Saved entries:
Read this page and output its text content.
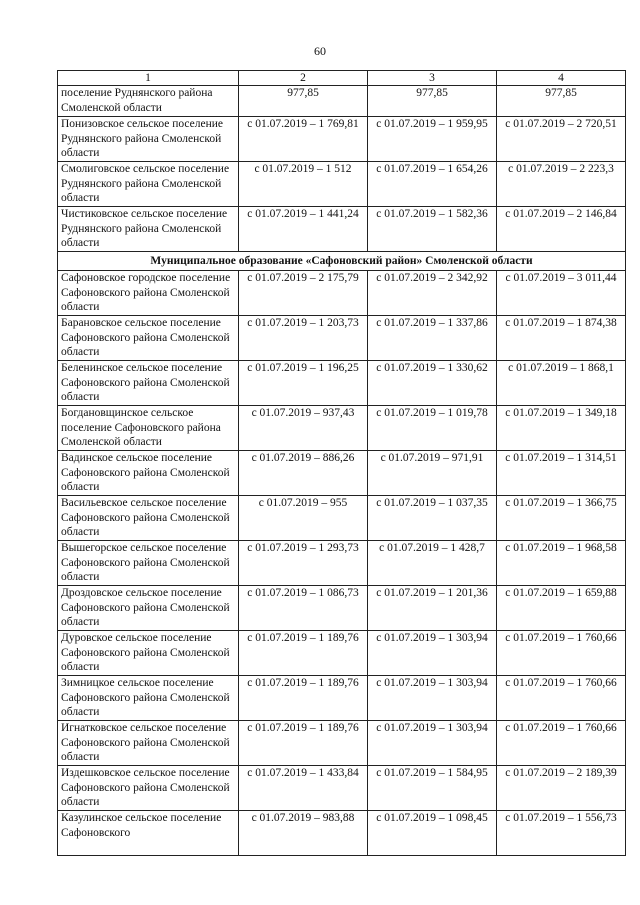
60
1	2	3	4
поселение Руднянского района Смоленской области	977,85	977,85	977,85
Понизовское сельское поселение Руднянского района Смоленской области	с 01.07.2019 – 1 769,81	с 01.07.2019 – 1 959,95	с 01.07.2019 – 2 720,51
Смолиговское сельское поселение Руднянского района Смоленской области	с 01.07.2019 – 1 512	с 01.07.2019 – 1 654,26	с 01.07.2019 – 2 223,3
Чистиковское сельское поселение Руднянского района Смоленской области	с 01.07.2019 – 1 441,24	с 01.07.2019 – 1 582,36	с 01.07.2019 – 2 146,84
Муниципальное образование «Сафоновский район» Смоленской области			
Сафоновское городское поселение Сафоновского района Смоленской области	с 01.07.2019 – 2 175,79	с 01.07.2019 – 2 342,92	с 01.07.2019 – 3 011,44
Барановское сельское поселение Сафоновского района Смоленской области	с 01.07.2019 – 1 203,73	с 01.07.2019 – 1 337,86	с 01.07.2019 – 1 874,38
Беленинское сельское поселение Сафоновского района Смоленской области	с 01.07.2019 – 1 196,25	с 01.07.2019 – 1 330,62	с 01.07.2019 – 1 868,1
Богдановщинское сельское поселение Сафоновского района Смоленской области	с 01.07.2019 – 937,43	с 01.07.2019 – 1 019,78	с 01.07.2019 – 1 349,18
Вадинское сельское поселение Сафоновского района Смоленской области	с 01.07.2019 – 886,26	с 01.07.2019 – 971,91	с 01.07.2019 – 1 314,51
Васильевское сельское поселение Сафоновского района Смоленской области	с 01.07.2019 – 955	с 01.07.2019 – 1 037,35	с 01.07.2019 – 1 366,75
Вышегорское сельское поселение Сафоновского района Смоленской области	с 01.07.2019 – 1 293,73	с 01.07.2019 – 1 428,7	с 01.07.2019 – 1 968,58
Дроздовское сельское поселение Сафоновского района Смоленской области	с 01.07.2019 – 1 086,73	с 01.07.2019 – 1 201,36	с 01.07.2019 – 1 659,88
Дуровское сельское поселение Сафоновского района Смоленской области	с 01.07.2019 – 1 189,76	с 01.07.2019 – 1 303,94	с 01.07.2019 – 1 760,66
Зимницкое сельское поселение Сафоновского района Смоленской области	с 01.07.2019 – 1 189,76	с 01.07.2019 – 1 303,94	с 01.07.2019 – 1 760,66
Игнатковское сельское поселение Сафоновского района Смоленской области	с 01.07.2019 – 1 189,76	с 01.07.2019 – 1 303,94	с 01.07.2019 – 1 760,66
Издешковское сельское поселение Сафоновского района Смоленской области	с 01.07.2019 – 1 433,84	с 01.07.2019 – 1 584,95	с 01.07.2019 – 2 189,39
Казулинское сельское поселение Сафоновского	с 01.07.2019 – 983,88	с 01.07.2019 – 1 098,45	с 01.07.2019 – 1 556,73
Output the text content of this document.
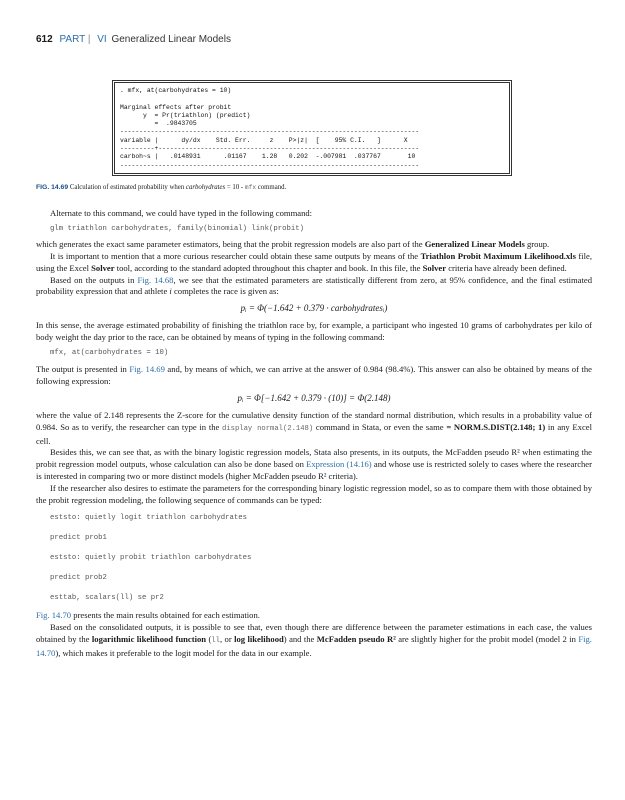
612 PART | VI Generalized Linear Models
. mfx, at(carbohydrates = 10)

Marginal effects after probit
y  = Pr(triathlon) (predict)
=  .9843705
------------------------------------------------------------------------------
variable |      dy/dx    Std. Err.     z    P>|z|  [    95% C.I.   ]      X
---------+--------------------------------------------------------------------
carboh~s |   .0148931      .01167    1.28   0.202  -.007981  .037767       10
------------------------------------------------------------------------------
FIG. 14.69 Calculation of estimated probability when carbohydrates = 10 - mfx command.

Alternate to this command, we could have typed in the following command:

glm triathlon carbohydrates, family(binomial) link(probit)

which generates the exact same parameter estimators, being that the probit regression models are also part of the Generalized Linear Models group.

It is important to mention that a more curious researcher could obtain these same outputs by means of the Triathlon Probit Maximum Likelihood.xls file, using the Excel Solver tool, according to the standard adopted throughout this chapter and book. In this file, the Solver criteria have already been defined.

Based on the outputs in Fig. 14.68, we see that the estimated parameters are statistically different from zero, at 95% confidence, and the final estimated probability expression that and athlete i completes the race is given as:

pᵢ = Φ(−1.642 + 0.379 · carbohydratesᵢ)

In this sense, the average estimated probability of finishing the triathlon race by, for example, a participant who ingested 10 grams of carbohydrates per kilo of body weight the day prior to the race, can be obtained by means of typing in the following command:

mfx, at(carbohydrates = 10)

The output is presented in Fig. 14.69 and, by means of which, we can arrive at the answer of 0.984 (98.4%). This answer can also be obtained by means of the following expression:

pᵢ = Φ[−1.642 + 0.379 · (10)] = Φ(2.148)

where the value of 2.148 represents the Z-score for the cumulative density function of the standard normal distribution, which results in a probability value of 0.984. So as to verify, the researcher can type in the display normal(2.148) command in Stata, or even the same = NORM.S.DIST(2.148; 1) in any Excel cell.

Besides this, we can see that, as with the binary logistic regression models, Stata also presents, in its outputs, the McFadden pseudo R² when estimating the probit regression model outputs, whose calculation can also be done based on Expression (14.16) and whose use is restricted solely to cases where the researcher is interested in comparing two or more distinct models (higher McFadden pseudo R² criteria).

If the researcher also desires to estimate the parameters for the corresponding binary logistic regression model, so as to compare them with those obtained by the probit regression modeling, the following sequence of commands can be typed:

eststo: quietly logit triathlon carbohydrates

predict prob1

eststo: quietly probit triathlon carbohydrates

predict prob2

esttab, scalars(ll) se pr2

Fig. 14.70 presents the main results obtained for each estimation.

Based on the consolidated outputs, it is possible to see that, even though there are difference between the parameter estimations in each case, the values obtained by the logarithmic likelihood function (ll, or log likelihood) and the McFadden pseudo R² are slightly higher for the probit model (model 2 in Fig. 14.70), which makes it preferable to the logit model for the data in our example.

What to do: Exact duplication of all the records is required; pictures are omitted from the copy.

Exercise answer:
Read this page and output its text content.
60
1	2	3	4
поселение Руднянского района Смоленской области	977,85	977,85	977,85
Понизовское сельское поселение Руднянского района Смоленской области	с 01.07.2019 – 1 769,81	с 01.07.2019 – 1 959,95	с 01.07.2019 – 2 720,51
Смолиговское сельское поселение Руднянского района Смоленской области	с 01.07.2019 – 1 512	с 01.07.2019 – 1 654,26	с 01.07.2019 – 2 223,3
Чистиковское сельское поселение Руднянского района Смоленской области	с 01.07.2019 – 1 441,24	с 01.07.2019 – 1 582,36	с 01.07.2019 – 2 146,84
Муниципальное образование «Сафоновский район» Смоленской области			
Сафоновское городское поселение Сафоновского района Смоленской области	с 01.07.2019 – 2 175,79	с 01.07.2019 – 2 342,92	с 01.07.2019 – 3 011,44
Барановское сельское поселение Сафоновского района Смоленской области	с 01.07.2019 – 1 203,73	с 01.07.2019 – 1 337,86	с 01.07.2019 – 1 874,38
Беленинское сельское поселение Сафоновского района Смоленской области	с 01.07.2019 – 1 196,25	с 01.07.2019 – 1 330,62	с 01.07.2019 – 1 868,1
Богдановщинское сельское поселение Сафоновского района Смоленской области	с 01.07.2019 – 937,43	с 01.07.2019 – 1 019,78	с 01.07.2019 – 1 349,18
Вадинское сельское поселение Сафоновского района Смоленской области	с 01.07.2019 – 886,26	с 01.07.2019 – 971,91	с 01.07.2019 – 1 314,51
Васильевское сельское поселение Сафоновского района Смоленской области	с 01.07.2019 – 955	с 01.07.2019 – 1 037,35	с 01.07.2019 – 1 366,75
Вышегорское сельское поселение Сафоновского района Смоленской области	с 01.07.2019 – 1 293,73	с 01.07.2019 – 1 428,7	с 01.07.2019 – 1 968,58
Дроздовское сельское поселение Сафоновского района Смоленской области	с 01.07.2019 – 1 086,73	с 01.07.2019 – 1 201,36	с 01.07.2019 – 1 659,88
Дуровское сельское поселение Сафоновского района Смоленской области	с 01.07.2019 – 1 189,76	с 01.07.2019 – 1 303,94	с 01.07.2019 – 1 760,66
Зимницкое сельское поселение Сафоновского района Смоленской области	с 01.07.2019 – 1 189,76	с 01.07.2019 – 1 303,94	с 01.07.2019 – 1 760,66
Игнатковское сельское поселение Сафоновского района Смоленской области	с 01.07.2019 – 1 189,76	с 01.07.2019 – 1 303,94	с 01.07.2019 – 1 760,66
Издешковское сельское поселение Сафоновского района Смоленской области	с 01.07.2019 – 1 433,84	с 01.07.2019 – 1 584,95	с 01.07.2019 – 2 189,39
Казулинское сельское поселение Сафоновского	с 01.07.2019 – 983,88	с 01.07.2019 – 1 098,45	с 01.07.2019 – 1 556,73
Output the text content of this document.
612 PART | VI Generalized Linear Models
. mfx, at(carbohydrates = 10)

Marginal effects after probit
y  = Pr(triathlon) (predict)
=  .9843705
------------------------------------------------------------------------------
variable |      dy/dx    Std. Err.     z    P>|z|  [    95% C.I.   ]      X
---------+--------------------------------------------------------------------
carboh~s |   .0148931      .01167    1.28   0.202  -.007981  .037767       10
------------------------------------------------------------------------------
FIG. 14.69 Calculation of estimated probability when carbohydrates = 10 - mfx command.

Alternate to this command, we could have typed in the following command:

glm triathlon carbohydrates, family(binomial) link(probit)

which generates the exact same parameter estimators, being that the probit regression models are also part of the Generalized Linear Models group.

It is important to mention that a more curious researcher could obtain these same outputs by means of the Triathlon Probit Maximum Likelihood.xls file, using the Excel Solver tool, according to the standard adopted throughout this chapter and book. In this file, the Solver criteria have already been defined.

Based on the outputs in Fig. 14.68, we see that the estimated parameters are statistically different from zero, at 95% confidence, and the final estimated probability expression that and athlete i completes the race is given as:

pᵢ = Φ(−1.642 + 0.379 · carbohydratesᵢ)

In this sense, the average estimated probability of finishing the triathlon race by, for example, a participant who ingested 10 grams of carbohydrates per kilo of body weight the day prior to the race, can be obtained by means of typing in the following command:

mfx, at(carbohydrates = 10)

The output is presented in Fig. 14.69 and, by means of which, we can arrive at the answer of 0.984 (98.4%). This answer can also be obtained by means of the following expression:

pᵢ = Φ[−1.642 + 0.379 · (10)] = Φ(2.148)

where the value of 2.148 represents the Z-score for the cumulative density function of the standard normal distribution, which results in a probability value of 0.984. So as to verify, the researcher can type in the display normal(2.148) command in Stata, or even the same = NORM.S.DIST(2.148; 1) in any Excel cell.

Besides this, we can see that, as with the binary logistic regression models, Stata also presents, in its outputs, the McFadden pseudo R² when estimating the probit regression model outputs, whose calculation can also be done based on Expression (14.16) and whose use is restricted solely to cases where the researcher is interested in comparing two or more distinct models (higher McFadden pseudo R² criteria).

If the researcher also desires to estimate the parameters for the corresponding binary logistic regression model, so as to compare them with those obtained by the probit regression modeling, the following sequence of commands can be typed:

eststo: quietly logit triathlon carbohydrates

predict prob1

eststo: quietly probit triathlon carbohydrates

predict prob2

esttab, scalars(ll) se pr2

Fig. 14.70 presents the main results obtained for each estimation.

Based on the consolidated outputs, it is possible to see that, even though there are difference between the parameter estimations in each case, the values obtained by the logarithmic likelihood function (ll, or log likelihood) and the McFadden pseudo R² are slightly higher for the probit model (model 2 in Fig. 14.70), which makes it preferable to the logit model for the data in our example.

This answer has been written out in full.